'''

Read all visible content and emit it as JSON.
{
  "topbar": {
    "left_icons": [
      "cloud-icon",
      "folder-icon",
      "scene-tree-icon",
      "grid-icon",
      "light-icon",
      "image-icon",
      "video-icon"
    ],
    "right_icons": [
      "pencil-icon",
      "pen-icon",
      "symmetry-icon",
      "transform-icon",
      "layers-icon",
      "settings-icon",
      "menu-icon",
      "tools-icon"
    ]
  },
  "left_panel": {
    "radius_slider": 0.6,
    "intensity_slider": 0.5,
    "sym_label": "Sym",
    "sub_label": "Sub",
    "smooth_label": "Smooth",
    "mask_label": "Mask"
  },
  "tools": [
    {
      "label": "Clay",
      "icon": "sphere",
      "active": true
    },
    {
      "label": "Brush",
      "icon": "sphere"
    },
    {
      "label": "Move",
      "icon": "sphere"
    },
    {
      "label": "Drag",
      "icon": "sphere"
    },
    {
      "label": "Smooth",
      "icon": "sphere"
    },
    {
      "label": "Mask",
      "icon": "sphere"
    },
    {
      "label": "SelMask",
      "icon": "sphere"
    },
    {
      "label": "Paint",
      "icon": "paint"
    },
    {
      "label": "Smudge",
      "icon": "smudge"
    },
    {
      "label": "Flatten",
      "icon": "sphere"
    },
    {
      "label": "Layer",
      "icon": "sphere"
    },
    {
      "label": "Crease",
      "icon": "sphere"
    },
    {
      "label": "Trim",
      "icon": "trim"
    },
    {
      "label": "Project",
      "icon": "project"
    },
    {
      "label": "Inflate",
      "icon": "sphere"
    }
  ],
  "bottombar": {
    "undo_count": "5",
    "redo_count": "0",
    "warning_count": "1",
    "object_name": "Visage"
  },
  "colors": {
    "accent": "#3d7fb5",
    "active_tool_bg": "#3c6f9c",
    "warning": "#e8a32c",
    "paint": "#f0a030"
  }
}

'''

▶ [WHAT YOU HAVE TO DO]: Set down every record above exactly as given.

▶ [TASK ANSWER]:
Read all visible content and emit it as JSON.
{
  "topbar": {
    "left_icons": [
      "cloud-icon",
      "folder-icon",
      "scene-tree-icon",
      "grid-icon",
      "light-icon",
      "image-icon",
      "video-icon"
    ],
    "right_icons": [
      "pencil-icon",
      "pen-icon",
      "symmetry-icon",
      "transform-icon",
      "layers-icon",
      "settings-icon",
      "menu-icon",
      "tools-icon"
    ]
  },
  "left_panel": {
    "radius_slider": 0.6,
    "intensity_slider": 0.5,
    "sym_label": "Sym",
    "sub_label": "Sub",
    "smooth_label": "Smooth",
    "mask_label": "Mask"
  },
  "tools": [
    {
      "label": "Clay",
      "icon": "sphere",
      "active": true
    },
    {
      "label": "Brush",
      "icon": "sphere"
    },
    {
      "label": "Move",
      "icon": "sphere"
    },
    {
      "label": "Drag",
      "icon": "sphere"
    },
    {
      "label": "Smooth",
      "icon": "sphere"
    },
    {
      "label": "Mask",
      "icon": "sphere"
    },
    {
      "label": "SelMask",
      "icon": "sphere"
    },
    {
      "label": "Paint",
      "icon": "paint"
    },
    {
      "label": "Smudge",
      "icon": "smudge"
    },
    {
      "label": "Flatten",
      "icon": "sphere"
    },
    {
      "label": "Layer",
      "icon": "sphere"
    },
    {
      "label": "Crease",
      "icon": "sphere"
    },
    {
      "label": "Trim",
      "icon": "trim"
    },
    {
      "label": "Project",
      "icon": "project"
    },
    {
      "label": "Inflate",
      "icon": "sphere"
    }
  ],
  "bottombar": {
    "undo_count": "5",
    "redo_count": "0",
    "warning_count": "1",
    "object_name": "Visage"
  },
  "colors": {
    "accent": "#3d7fb5",
    "active_tool_bg": "#3c6f9c",
    "warning": "#e8a32c",
    "paint": "#f0a030"
  }
}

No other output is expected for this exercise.